■ INPUT FOR THIS TASK:
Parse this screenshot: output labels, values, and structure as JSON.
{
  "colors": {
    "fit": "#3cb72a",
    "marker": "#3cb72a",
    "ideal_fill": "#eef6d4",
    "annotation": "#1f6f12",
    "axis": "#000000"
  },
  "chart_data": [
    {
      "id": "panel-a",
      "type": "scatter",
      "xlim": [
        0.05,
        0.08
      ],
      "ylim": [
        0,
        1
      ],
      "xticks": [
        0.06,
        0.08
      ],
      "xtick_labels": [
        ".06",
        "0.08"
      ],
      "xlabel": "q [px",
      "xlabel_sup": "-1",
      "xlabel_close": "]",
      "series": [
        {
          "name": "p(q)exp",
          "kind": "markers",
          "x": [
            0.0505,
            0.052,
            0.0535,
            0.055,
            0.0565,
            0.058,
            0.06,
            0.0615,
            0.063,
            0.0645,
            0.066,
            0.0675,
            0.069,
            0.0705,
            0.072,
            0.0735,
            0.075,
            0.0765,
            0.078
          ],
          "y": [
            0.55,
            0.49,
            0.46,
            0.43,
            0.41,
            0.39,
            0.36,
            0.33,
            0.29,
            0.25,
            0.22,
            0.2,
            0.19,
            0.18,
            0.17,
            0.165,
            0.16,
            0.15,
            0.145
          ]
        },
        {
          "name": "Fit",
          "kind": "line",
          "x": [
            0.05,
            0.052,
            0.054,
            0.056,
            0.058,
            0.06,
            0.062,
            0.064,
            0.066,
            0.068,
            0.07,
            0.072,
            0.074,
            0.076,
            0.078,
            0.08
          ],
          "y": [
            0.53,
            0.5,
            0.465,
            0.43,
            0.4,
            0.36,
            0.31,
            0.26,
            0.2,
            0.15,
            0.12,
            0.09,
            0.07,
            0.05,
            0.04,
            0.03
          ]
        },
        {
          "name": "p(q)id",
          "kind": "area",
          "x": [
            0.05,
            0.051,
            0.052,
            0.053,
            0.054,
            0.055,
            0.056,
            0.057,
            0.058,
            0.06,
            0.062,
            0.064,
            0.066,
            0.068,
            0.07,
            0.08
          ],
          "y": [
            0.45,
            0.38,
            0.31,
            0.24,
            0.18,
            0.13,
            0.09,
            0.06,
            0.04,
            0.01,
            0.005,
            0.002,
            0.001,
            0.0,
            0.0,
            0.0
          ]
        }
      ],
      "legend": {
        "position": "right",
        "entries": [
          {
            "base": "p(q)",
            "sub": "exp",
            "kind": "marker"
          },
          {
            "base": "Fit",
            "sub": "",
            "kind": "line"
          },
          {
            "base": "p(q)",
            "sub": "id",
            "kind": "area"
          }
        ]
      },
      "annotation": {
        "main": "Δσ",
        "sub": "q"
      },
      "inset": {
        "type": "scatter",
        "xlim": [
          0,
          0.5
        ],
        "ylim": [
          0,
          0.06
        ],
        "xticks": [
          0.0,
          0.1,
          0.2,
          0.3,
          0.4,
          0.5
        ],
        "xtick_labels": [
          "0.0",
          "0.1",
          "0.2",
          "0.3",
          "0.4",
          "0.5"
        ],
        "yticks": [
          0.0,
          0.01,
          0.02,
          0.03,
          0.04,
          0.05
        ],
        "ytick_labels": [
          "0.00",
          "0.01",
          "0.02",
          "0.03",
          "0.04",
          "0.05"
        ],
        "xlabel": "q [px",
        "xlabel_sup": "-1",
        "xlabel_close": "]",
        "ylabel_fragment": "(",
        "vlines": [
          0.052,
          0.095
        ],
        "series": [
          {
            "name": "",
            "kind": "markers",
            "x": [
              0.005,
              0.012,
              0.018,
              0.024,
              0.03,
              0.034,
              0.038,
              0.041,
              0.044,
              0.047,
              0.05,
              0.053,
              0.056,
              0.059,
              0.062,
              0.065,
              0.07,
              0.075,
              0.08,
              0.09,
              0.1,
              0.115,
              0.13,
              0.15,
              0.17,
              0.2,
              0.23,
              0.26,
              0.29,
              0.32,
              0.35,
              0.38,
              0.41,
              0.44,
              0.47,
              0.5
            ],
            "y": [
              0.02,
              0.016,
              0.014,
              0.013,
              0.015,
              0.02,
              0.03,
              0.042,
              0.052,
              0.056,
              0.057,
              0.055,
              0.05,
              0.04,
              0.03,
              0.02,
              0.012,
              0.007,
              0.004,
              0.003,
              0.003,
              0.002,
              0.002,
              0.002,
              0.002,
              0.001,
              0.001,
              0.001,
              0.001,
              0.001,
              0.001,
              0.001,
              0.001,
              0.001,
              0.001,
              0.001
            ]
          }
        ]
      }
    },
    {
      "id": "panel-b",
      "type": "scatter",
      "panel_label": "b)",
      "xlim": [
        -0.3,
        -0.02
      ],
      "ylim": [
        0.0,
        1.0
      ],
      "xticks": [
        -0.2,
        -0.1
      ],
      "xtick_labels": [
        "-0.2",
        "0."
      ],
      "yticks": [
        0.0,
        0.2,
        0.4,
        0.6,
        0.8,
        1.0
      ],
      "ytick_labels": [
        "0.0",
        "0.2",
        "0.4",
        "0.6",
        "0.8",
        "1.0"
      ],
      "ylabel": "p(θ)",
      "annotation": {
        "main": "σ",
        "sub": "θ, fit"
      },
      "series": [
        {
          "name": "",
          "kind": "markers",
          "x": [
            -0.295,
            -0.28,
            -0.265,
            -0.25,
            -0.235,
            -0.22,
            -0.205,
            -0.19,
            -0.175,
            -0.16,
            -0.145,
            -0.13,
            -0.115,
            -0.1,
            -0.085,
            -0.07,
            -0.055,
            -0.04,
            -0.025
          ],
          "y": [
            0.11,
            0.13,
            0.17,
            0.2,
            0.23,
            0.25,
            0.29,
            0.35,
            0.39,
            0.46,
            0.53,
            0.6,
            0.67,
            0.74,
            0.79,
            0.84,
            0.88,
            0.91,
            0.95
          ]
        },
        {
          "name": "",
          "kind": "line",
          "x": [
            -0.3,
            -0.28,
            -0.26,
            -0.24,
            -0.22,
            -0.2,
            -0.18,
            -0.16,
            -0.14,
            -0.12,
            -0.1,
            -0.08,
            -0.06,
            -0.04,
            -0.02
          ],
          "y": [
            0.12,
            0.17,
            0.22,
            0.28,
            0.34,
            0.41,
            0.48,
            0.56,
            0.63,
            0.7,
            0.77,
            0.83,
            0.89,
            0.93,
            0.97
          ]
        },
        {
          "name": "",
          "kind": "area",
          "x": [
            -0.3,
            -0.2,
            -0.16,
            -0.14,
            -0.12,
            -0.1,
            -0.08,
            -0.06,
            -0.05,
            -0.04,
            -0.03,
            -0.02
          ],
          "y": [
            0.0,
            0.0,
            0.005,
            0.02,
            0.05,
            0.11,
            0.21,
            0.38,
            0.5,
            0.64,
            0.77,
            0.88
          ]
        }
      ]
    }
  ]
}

■ DIRECTIONS FOR THIS TASK: Repeat all entries. Match them exactly.

■ EXERCISE ANSWER:
Parse this screenshot: output labels, values, and structure as JSON.
{
  "colors": {
    "fit": "#3cb72a",
    "marker": "#3cb72a",
    "ideal_fill": "#eef6d4",
    "annotation": "#1f6f12",
    "axis": "#000000"
  },
  "chart_data": [
    {
      "id": "panel-a",
      "type": "scatter",
      "xlim": [
        0.05,
        0.08
      ],
      "ylim": [
        0,
        1
      ],
      "xticks": [
        0.06,
        0.08
      ],
      "xtick_labels": [
        ".06",
        "0.08"
      ],
      "xlabel": "q [px",
      "xlabel_sup": "-1",
      "xlabel_close": "]",
      "series": [
        {
          "name": "p(q)exp",
          "kind": "markers",
          "x": [
            0.0505,
            0.052,
            0.0535,
            0.055,
            0.0565,
            0.058,
            0.06,
            0.0615,
            0.063,
            0.0645,
            0.066,
            0.0675,
            0.069,
            0.0705,
            0.072,
            0.0735,
            0.075,
            0.0765,
            0.078
          ],
          "y": [
            0.55,
            0.49,
            0.46,
            0.43,
            0.41,
            0.39,
            0.36,
            0.33,
            0.29,
            0.25,
            0.22,
            0.2,
            0.19,
            0.18,
            0.17,
            0.165,
            0.16,
            0.15,
            0.145
          ]
        },
        {
          "name": "Fit",
          "kind": "line",
          "x": [
            0.05,
            0.052,
            0.054,
            0.056,
            0.058,
            0.06,
            0.062,
            0.064,
            0.066,
            0.068,
            0.07,
            0.072,
            0.074,
            0.076,
            0.078,
            0.08
          ],
          "y": [
            0.53,
            0.5,
            0.465,
            0.43,
            0.4,
            0.36,
            0.31,
            0.26,
            0.2,
            0.15,
            0.12,
            0.09,
            0.07,
            0.05,
            0.04,
            0.03
          ]
        },
        {
          "name": "p(q)id",
          "kind": "area",
          "x": [
            0.05,
            0.051,
            0.052,
            0.053,
            0.054,
            0.055,
            0.056,
            0.057,
            0.058,
            0.06,
            0.062,
            0.064,
            0.066,
            0.068,
            0.07,
            0.08
          ],
          "y": [
            0.45,
            0.38,
            0.31,
            0.24,
            0.18,
            0.13,
            0.09,
            0.06,
            0.04,
            0.01,
            0.005,
            0.002,
            0.001,
            0.0,
            0.0,
            0.0
          ]
        }
      ],
      "legend": {
        "position": "right",
        "entries": [
          {
            "base": "p(q)",
            "sub": "exp",
            "kind": "marker"
          },
          {
            "base": "Fit",
            "sub": "",
            "kind": "line"
          },
          {
            "base": "p(q)",
            "sub": "id",
            "kind": "area"
          }
        ]
      },
      "annotation": {
        "main": "Δσ",
        "sub": "q"
      },
      "inset": {
        "type": "scatter",
        "xlim": [
          0,
          0.5
        ],
        "ylim": [
          0,
          0.06
        ],
        "xticks": [
          0.0,
          0.1,
          0.2,
          0.3,
          0.4,
          0.5
        ],
        "xtick_labels": [
          "0.0",
          "0.1",
          "0.2",
          "0.3",
          "0.4",
          "0.5"
        ],
        "yticks": [
          0.0,
          0.01,
          0.02,
          0.03,
          0.04,
          0.05
        ],
        "ytick_labels": [
          "0.00",
          "0.01",
          "0.02",
          "0.03",
          "0.04",
          "0.05"
        ],
        "xlabel": "q [px",
        "xlabel_sup": "-1",
        "xlabel_close": "]",
        "ylabel_fragment": "(",
        "vlines": [
          0.052,
          0.095
        ],
        "series": [
          {
            "name": "",
            "kind": "markers",
            "x": [
              0.005,
              0.012,
              0.018,
              0.024,
              0.03,
              0.034,
              0.038,
              0.041,
              0.044,
              0.047,
              0.05,
              0.053,
              0.056,
              0.059,
              0.062,
              0.065,
              0.07,
              0.075,
              0.08,
              0.09,
              0.1,
              0.115,
              0.13,
              0.15,
              0.17,
              0.2,
              0.23,
              0.26,
              0.29,
              0.32,
              0.35,
              0.38,
              0.41,
              0.44,
              0.47,
              0.5
            ],
            "y": [
              0.02,
              0.016,
              0.014,
              0.013,
              0.015,
              0.02,
              0.03,
              0.042,
              0.052,
              0.056,
              0.057,
              0.055,
              0.05,
              0.04,
              0.03,
              0.02,
              0.012,
              0.007,
              0.004,
              0.003,
              0.003,
              0.002,
              0.002,
              0.002,
              0.002,
              0.001,
              0.001,
              0.001,
              0.001,
              0.001,
              0.001,
              0.001,
              0.001,
              0.001,
              0.001,
              0.001
            ]
          }
        ]
      }
    },
    {
      "id": "panel-b",
      "type": "scatter",
      "panel_label": "b)",
      "xlim": [
        -0.3,
        -0.02
      ],
      "ylim": [
        0.0,
        1.0
      ],
      "xticks": [
        -0.2,
        -0.1
      ],
      "xtick_labels": [
        "-0.2",
        "0."
      ],
      "yticks": [
        0.0,
        0.2,
        0.4,
        0.6,
        0.8,
        1.0
      ],
      "ytick_labels": [
        "0.0",
        "0.2",
        "0.4",
        "0.6",
        "0.8",
        "1.0"
      ],
      "ylabel": "p(θ)",
      "annotation": {
        "main": "σ",
        "sub": "θ, fit"
      },
      "series": [
        {
          "name": "",
          "kind": "markers",
          "x": [
            -0.295,
            -0.28,
            -0.265,
            -0.25,
            -0.235,
            -0.22,
            -0.205,
            -0.19,
            -0.175,
            -0.16,
            -0.145,
            -0.13,
            -0.115,
            -0.1,
            -0.085,
            -0.07,
            -0.055,
            -0.04,
            -0.025
          ],
          "y": [
            0.11,
            0.13,
            0.17,
            0.2,
            0.23,
            0.25,
            0.29,
            0.35,
            0.39,
            0.46,
            0.53,
            0.6,
            0.67,
            0.74,
            0.79,
            0.84,
            0.88,
            0.91,
            0.95
          ]
        },
        {
          "name": "",
          "kind": "line",
          "x": [
            -0.3,
            -0.28,
            -0.26,
            -0.24,
            -0.22,
            -0.2,
            -0.18,
            -0.16,
            -0.14,
            -0.12,
            -0.1,
            -0.08,
            -0.06,
            -0.04,
            -0.02
          ],
          "y": [
            0.12,
            0.17,
            0.22,
            0.28,
            0.34,
            0.41,
            0.48,
            0.56,
            0.63,
            0.7,
            0.77,
            0.83,
            0.89,
            0.93,
            0.97
          ]
        },
        {
          "name": "",
          "kind": "area",
          "x": [
            -0.3,
            -0.2,
            -0.16,
            -0.14,
            -0.12,
            -0.1,
            -0.08,
            -0.06,
            -0.05,
            -0.04,
            -0.03,
            -0.02
          ],
          "y": [
            0.0,
            0.0,
            0.005,
            0.02,
            0.05,
            0.11,
            0.21,
            0.38,
            0.5,
            0.64,
            0.77,
            0.88
          ]
        }
      ]
    }
  ]
}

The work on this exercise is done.